*Given request*.
Below are some records; repeat them all exactly, minus the pictures.

---+---

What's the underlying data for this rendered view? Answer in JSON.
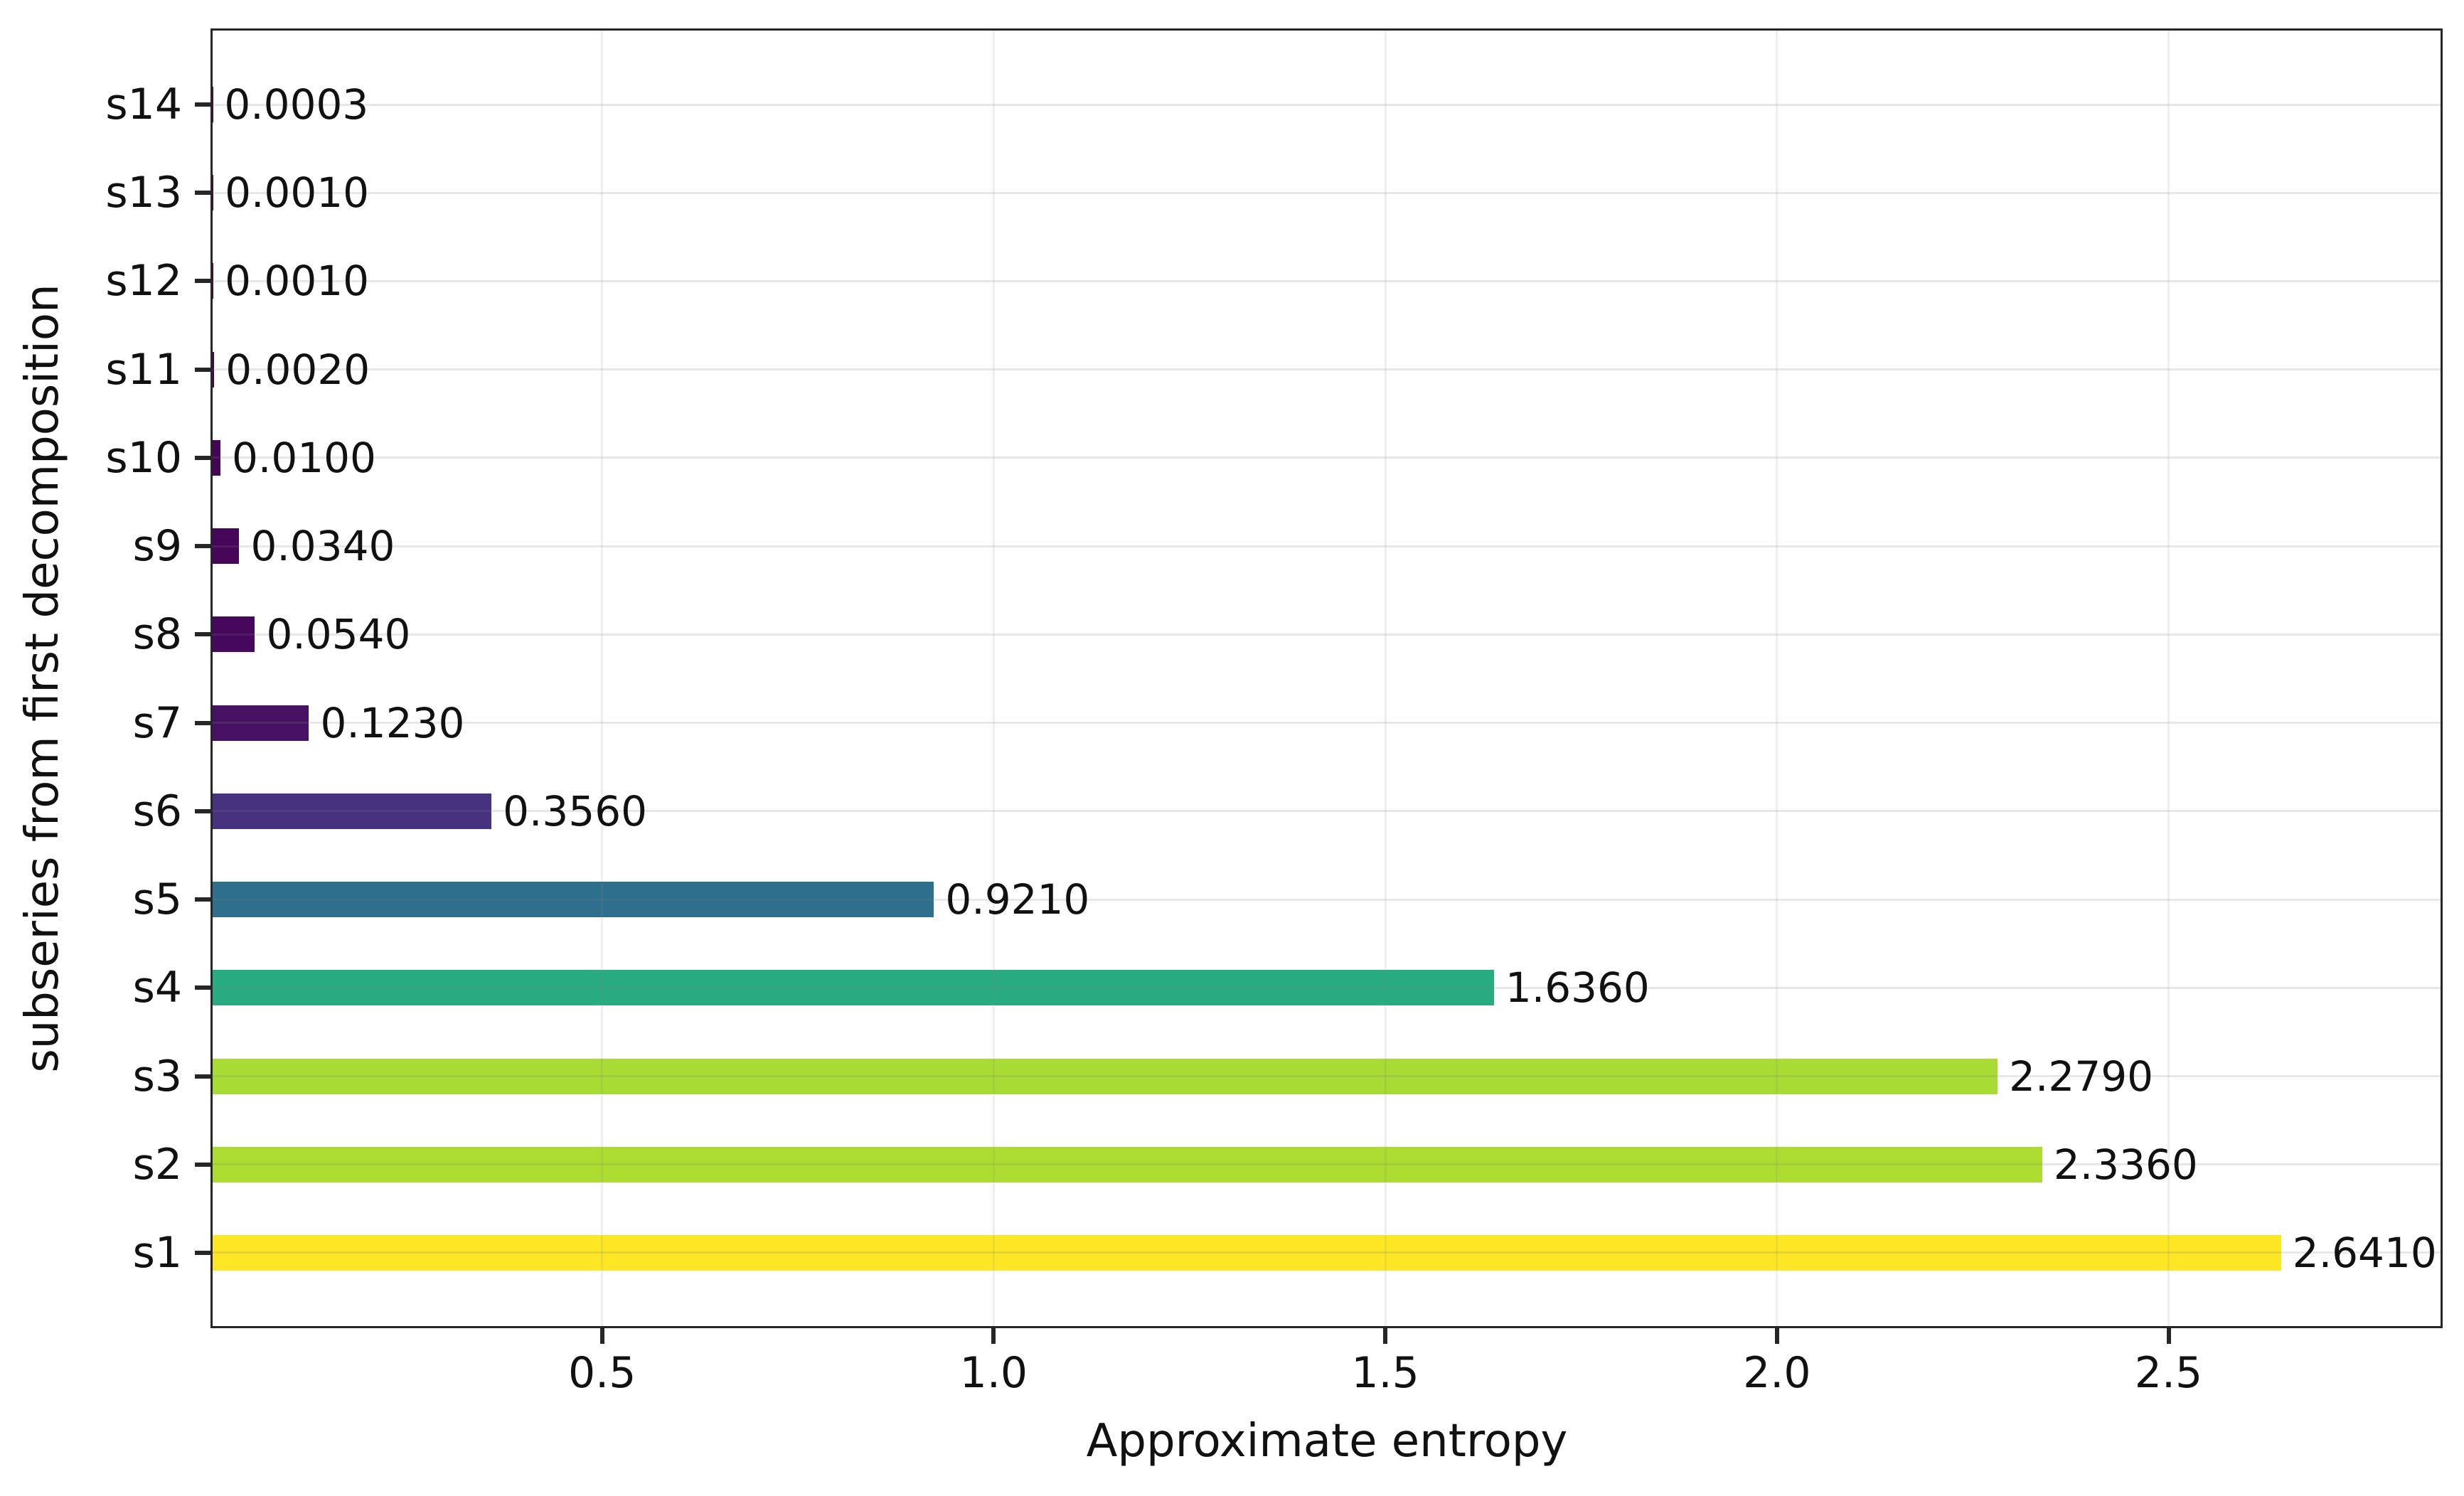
{
  "chart_data": {
    "type": "bar",
    "orientation": "horizontal",
    "title": "",
    "xlabel": "Approximate entropy",
    "ylabel": "subseries from first decomposition",
    "xlim": [
      0,
      2.85
    ],
    "xticks": [
      {
        "value": 0.5,
        "label": "0.5"
      },
      {
        "value": 1.0,
        "label": "1.0"
      },
      {
        "value": 1.5,
        "label": "1.5"
      },
      {
        "value": 2.0,
        "label": "2.0"
      },
      {
        "value": 2.5,
        "label": "2.5"
      }
    ],
    "grid": true,
    "legend": false,
    "colormap": "viridis",
    "bar_height_fraction": 0.4,
    "frame_color": "#262626",
    "text_color": "#111111",
    "background_color": "#ffffff",
    "bars_top_to_bottom": [
      {
        "category": "s14",
        "value": 0.0003,
        "label": "0.0003",
        "color": "#440154"
      },
      {
        "category": "s13",
        "value": 0.001,
        "label": "0.0010",
        "color": "#440154"
      },
      {
        "category": "s12",
        "value": 0.001,
        "label": "0.0010",
        "color": "#440154"
      },
      {
        "category": "s11",
        "value": 0.002,
        "label": "0.0020",
        "color": "#440256"
      },
      {
        "category": "s10",
        "value": 0.01,
        "label": "0.0100",
        "color": "#450457"
      },
      {
        "category": "s9",
        "value": 0.034,
        "label": "0.0340",
        "color": "#46065a"
      },
      {
        "category": "s8",
        "value": 0.054,
        "label": "0.0540",
        "color": "#46085c"
      },
      {
        "category": "s7",
        "value": 0.123,
        "label": "0.1230",
        "color": "#471063"
      },
      {
        "category": "s6",
        "value": 0.356,
        "label": "0.3560",
        "color": "#46327e"
      },
      {
        "category": "s5",
        "value": 0.921,
        "label": "0.9210",
        "color": "#2e6f8e"
      },
      {
        "category": "s4",
        "value": 1.636,
        "label": "1.6360",
        "color": "#29ab81"
      },
      {
        "category": "s3",
        "value": 2.279,
        "label": "2.2790",
        "color": "#a8db34"
      },
      {
        "category": "s2",
        "value": 2.336,
        "label": "2.3360",
        "color": "#addc30"
      },
      {
        "category": "s1",
        "value": 2.641,
        "label": "2.6410",
        "color": "#fde725"
      }
    ]
  }
}
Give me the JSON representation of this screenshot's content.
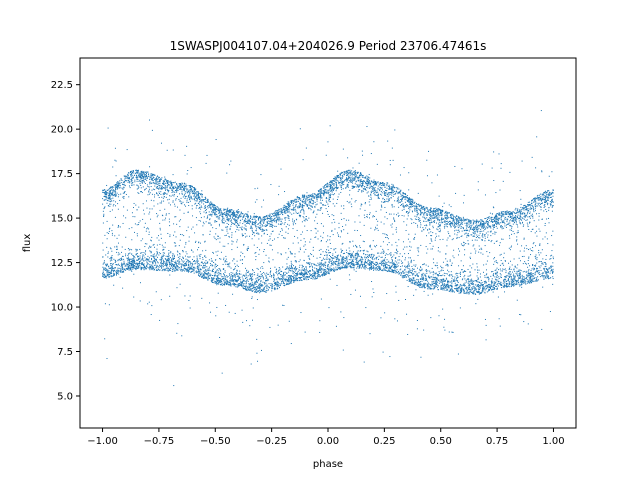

---+---

*Finished exercise*.
What's the underlying data for this rendered view? Answer in JSON.
{
  "chart_data": {
    "type": "bar",
    "orientation": "horizontal",
    "title": "",
    "xlabel": "Approximate entropy",
    "ylabel": "subseries from first decomposition",
    "xlim": [
      0,
      2.85
    ],
    "xticks": [
      {
        "value": 0.5,
        "label": "0.5"
      },
      {
        "value": 1.0,
        "label": "1.0"
      },
      {
        "value": 1.5,
        "label": "1.5"
      },
      {
        "value": 2.0,
        "label": "2.0"
      },
      {
        "value": 2.5,
        "label": "2.5"
      }
    ],
    "grid": true,
    "legend": false,
    "colormap": "viridis",
    "bar_height_fraction": 0.4,
    "frame_color": "#262626",
    "text_color": "#111111",
    "background_color": "#ffffff",
    "bars_top_to_bottom": [
      {
        "category": "s14",
        "value": 0.0003,
        "label": "0.0003",
        "color": "#440154"
      },
      {
        "category": "s13",
        "value": 0.001,
        "label": "0.0010",
        "color": "#440154"
      },
      {
        "category": "s12",
        "value": 0.001,
        "label": "0.0010",
        "color": "#440154"
      },
      {
        "category": "s11",
        "value": 0.002,
        "label": "0.0020",
        "color": "#440256"
      },
      {
        "category": "s10",
        "value": 0.01,
        "label": "0.0100",
        "color": "#450457"
      },
      {
        "category": "s9",
        "value": 0.034,
        "label": "0.0340",
        "color": "#46065a"
      },
      {
        "category": "s8",
        "value": 0.054,
        "label": "0.0540",
        "color": "#46085c"
      },
      {
        "category": "s7",
        "value": 0.123,
        "label": "0.1230",
        "color": "#471063"
      },
      {
        "category": "s6",
        "value": 0.356,
        "label": "0.3560",
        "color": "#46327e"
      },
      {
        "category": "s5",
        "value": 0.921,
        "label": "0.9210",
        "color": "#2e6f8e"
      },
      {
        "category": "s4",
        "value": 1.636,
        "label": "1.6360",
        "color": "#29ab81"
      },
      {
        "category": "s3",
        "value": 2.279,
        "label": "2.2790",
        "color": "#a8db34"
      },
      {
        "category": "s2",
        "value": 2.336,
        "label": "2.3360",
        "color": "#addc30"
      },
      {
        "category": "s1",
        "value": 2.641,
        "label": "2.6410",
        "color": "#fde725"
      }
    ]
  }
}
Give me the JSON representation of this screenshot's content.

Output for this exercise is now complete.